→ **Problem**: Please copy all the lines that follow, word for word.

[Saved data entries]
## Begin

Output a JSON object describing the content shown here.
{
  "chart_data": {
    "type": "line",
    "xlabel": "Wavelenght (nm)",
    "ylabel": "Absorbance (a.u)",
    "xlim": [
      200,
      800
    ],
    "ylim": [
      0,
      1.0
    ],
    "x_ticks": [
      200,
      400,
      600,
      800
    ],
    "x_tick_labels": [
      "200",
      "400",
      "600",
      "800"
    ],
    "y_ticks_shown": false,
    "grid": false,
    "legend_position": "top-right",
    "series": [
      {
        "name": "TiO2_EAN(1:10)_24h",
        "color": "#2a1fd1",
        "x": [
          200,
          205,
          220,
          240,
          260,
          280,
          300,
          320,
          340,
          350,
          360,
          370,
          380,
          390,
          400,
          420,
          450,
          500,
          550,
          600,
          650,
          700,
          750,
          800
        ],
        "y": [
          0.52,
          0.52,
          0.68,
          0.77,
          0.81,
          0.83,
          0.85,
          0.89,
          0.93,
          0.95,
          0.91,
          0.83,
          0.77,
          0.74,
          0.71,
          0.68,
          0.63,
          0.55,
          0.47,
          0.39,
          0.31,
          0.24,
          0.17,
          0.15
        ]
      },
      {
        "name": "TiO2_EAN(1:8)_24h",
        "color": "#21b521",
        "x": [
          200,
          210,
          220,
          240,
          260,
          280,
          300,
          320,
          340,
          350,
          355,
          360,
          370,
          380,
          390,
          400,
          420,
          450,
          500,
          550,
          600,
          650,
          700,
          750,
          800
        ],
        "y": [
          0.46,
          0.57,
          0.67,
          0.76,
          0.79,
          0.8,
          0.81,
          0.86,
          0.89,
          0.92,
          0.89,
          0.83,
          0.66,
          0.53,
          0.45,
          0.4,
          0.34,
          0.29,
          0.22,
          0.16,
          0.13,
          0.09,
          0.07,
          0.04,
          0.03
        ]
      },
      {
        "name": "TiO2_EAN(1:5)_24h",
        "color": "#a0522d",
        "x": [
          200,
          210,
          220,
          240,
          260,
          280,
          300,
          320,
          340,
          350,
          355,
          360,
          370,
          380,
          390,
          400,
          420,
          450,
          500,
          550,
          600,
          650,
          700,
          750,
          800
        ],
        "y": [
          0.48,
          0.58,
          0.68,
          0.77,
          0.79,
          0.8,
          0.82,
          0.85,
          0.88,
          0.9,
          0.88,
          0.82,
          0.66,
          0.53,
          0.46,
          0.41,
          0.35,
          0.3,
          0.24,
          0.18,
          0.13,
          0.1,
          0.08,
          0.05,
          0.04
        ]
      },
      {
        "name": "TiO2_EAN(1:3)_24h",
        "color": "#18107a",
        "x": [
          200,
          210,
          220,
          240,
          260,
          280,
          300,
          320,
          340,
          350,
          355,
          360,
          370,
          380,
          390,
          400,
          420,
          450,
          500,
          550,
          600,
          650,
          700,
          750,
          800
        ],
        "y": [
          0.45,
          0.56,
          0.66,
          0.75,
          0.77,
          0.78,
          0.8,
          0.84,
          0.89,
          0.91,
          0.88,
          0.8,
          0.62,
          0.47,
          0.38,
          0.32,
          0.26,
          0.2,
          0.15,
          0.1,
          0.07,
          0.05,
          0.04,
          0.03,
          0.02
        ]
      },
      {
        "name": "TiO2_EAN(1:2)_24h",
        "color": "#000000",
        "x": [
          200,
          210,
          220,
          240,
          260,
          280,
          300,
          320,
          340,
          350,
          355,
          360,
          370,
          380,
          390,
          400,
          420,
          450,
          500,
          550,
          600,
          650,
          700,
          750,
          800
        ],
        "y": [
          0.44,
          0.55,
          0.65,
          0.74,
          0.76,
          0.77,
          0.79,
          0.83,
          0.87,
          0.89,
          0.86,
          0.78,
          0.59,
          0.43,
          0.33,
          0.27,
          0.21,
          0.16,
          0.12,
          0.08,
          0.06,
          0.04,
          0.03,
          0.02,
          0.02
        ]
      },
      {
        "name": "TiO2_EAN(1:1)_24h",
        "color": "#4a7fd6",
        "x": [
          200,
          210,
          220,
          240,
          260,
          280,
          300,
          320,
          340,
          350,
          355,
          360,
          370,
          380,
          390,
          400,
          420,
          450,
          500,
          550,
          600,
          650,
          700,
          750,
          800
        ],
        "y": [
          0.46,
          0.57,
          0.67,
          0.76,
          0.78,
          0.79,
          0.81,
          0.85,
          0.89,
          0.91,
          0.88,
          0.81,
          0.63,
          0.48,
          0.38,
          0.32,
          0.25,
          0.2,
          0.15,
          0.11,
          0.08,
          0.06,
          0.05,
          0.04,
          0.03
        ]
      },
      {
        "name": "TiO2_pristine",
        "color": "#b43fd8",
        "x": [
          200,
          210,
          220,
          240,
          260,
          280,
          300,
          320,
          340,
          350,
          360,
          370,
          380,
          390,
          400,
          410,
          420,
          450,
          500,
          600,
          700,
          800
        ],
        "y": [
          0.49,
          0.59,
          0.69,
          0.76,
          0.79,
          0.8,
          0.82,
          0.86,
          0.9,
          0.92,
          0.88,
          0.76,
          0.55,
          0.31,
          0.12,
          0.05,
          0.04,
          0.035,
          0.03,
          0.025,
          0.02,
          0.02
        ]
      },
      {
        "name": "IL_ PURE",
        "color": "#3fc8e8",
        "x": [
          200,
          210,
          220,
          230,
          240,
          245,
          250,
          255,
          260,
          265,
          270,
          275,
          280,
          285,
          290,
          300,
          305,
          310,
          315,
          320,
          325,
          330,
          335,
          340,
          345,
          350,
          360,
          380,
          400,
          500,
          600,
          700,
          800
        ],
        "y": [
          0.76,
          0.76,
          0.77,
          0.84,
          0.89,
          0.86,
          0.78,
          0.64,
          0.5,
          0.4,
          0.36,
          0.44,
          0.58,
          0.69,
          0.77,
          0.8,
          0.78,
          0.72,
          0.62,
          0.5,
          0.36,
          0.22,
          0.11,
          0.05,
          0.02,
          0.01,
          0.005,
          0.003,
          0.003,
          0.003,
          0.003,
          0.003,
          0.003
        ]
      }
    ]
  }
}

## End

→ **Solution to the exercise**:
Output a JSON object describing the content shown here.
{
  "chart_data": {
    "type": "line",
    "xlabel": "Wavelenght (nm)",
    "ylabel": "Absorbance (a.u)",
    "xlim": [
      200,
      800
    ],
    "ylim": [
      0,
      1.0
    ],
    "x_ticks": [
      200,
      400,
      600,
      800
    ],
    "x_tick_labels": [
      "200",
      "400",
      "600",
      "800"
    ],
    "y_ticks_shown": false,
    "grid": false,
    "legend_position": "top-right",
    "series": [
      {
        "name": "TiO2_EAN(1:10)_24h",
        "color": "#2a1fd1",
        "x": [
          200,
          205,
          220,
          240,
          260,
          280,
          300,
          320,
          340,
          350,
          360,
          370,
          380,
          390,
          400,
          420,
          450,
          500,
          550,
          600,
          650,
          700,
          750,
          800
        ],
        "y": [
          0.52,
          0.52,
          0.68,
          0.77,
          0.81,
          0.83,
          0.85,
          0.89,
          0.93,
          0.95,
          0.91,
          0.83,
          0.77,
          0.74,
          0.71,
          0.68,
          0.63,
          0.55,
          0.47,
          0.39,
          0.31,
          0.24,
          0.17,
          0.15
        ]
      },
      {
        "name": "TiO2_EAN(1:8)_24h",
        "color": "#21b521",
        "x": [
          200,
          210,
          220,
          240,
          260,
          280,
          300,
          320,
          340,
          350,
          355,
          360,
          370,
          380,
          390,
          400,
          420,
          450,
          500,
          550,
          600,
          650,
          700,
          750,
          800
        ],
        "y": [
          0.46,
          0.57,
          0.67,
          0.76,
          0.79,
          0.8,
          0.81,
          0.86,
          0.89,
          0.92,
          0.89,
          0.83,
          0.66,
          0.53,
          0.45,
          0.4,
          0.34,
          0.29,
          0.22,
          0.16,
          0.13,
          0.09,
          0.07,
          0.04,
          0.03
        ]
      },
      {
        "name": "TiO2_EAN(1:5)_24h",
        "color": "#a0522d",
        "x": [
          200,
          210,
          220,
          240,
          260,
          280,
          300,
          320,
          340,
          350,
          355,
          360,
          370,
          380,
          390,
          400,
          420,
          450,
          500,
          550,
          600,
          650,
          700,
          750,
          800
        ],
        "y": [
          0.48,
          0.58,
          0.68,
          0.77,
          0.79,
          0.8,
          0.82,
          0.85,
          0.88,
          0.9,
          0.88,
          0.82,
          0.66,
          0.53,
          0.46,
          0.41,
          0.35,
          0.3,
          0.24,
          0.18,
          0.13,
          0.1,
          0.08,
          0.05,
          0.04
        ]
      },
      {
        "name": "TiO2_EAN(1:3)_24h",
        "color": "#18107a",
        "x": [
          200,
          210,
          220,
          240,
          260,
          280,
          300,
          320,
          340,
          350,
          355,
          360,
          370,
          380,
          390,
          400,
          420,
          450,
          500,
          550,
          600,
          650,
          700,
          750,
          800
        ],
        "y": [
          0.45,
          0.56,
          0.66,
          0.75,
          0.77,
          0.78,
          0.8,
          0.84,
          0.89,
          0.91,
          0.88,
          0.8,
          0.62,
          0.47,
          0.38,
          0.32,
          0.26,
          0.2,
          0.15,
          0.1,
          0.07,
          0.05,
          0.04,
          0.03,
          0.02
        ]
      },
      {
        "name": "TiO2_EAN(1:2)_24h",
        "color": "#000000",
        "x": [
          200,
          210,
          220,
          240,
          260,
          280,
          300,
          320,
          340,
          350,
          355,
          360,
          370,
          380,
          390,
          400,
          420,
          450,
          500,
          550,
          600,
          650,
          700,
          750,
          800
        ],
        "y": [
          0.44,
          0.55,
          0.65,
          0.74,
          0.76,
          0.77,
          0.79,
          0.83,
          0.87,
          0.89,
          0.86,
          0.78,
          0.59,
          0.43,
          0.33,
          0.27,
          0.21,
          0.16,
          0.12,
          0.08,
          0.06,
          0.04,
          0.03,
          0.02,
          0.02
        ]
      },
      {
        "name": "TiO2_EAN(1:1)_24h",
        "color": "#4a7fd6",
        "x": [
          200,
          210,
          220,
          240,
          260,
          280,
          300,
          320,
          340,
          350,
          355,
          360,
          370,
          380,
          390,
          400,
          420,
          450,
          500,
          550,
          600,
          650,
          700,
          750,
          800
        ],
        "y": [
          0.46,
          0.57,
          0.67,
          0.76,
          0.78,
          0.79,
          0.81,
          0.85,
          0.89,
          0.91,
          0.88,
          0.81,
          0.63,
          0.48,
          0.38,
          0.32,
          0.25,
          0.2,
          0.15,
          0.11,
          0.08,
          0.06,
          0.05,
          0.04,
          0.03
        ]
      },
      {
        "name": "TiO2_pristine",
        "color": "#b43fd8",
        "x": [
          200,
          210,
          220,
          240,
          260,
          280,
          300,
          320,
          340,
          350,
          360,
          370,
          380,
          390,
          400,
          410,
          420,
          450,
          500,
          600,
          700,
          800
        ],
        "y": [
          0.49,
          0.59,
          0.69,
          0.76,
          0.79,
          0.8,
          0.82,
          0.86,
          0.9,
          0.92,
          0.88,
          0.76,
          0.55,
          0.31,
          0.12,
          0.05,
          0.04,
          0.035,
          0.03,
          0.025,
          0.02,
          0.02
        ]
      },
      {
        "name": "IL_ PURE",
        "color": "#3fc8e8",
        "x": [
          200,
          210,
          220,
          230,
          240,
          245,
          250,
          255,
          260,
          265,
          270,
          275,
          280,
          285,
          290,
          300,
          305,
          310,
          315,
          320,
          325,
          330,
          335,
          340,
          345,
          350,
          360,
          380,
          400,
          500,
          600,
          700,
          800
        ],
        "y": [
          0.76,
          0.76,
          0.77,
          0.84,
          0.89,
          0.86,
          0.78,
          0.64,
          0.5,
          0.4,
          0.36,
          0.44,
          0.58,
          0.69,
          0.77,
          0.8,
          0.78,
          0.72,
          0.62,
          0.5,
          0.36,
          0.22,
          0.11,
          0.05,
          0.02,
          0.01,
          0.005,
          0.003,
          0.003,
          0.003,
          0.003,
          0.003,
          0.003
        ]
      }
    ]
  }
}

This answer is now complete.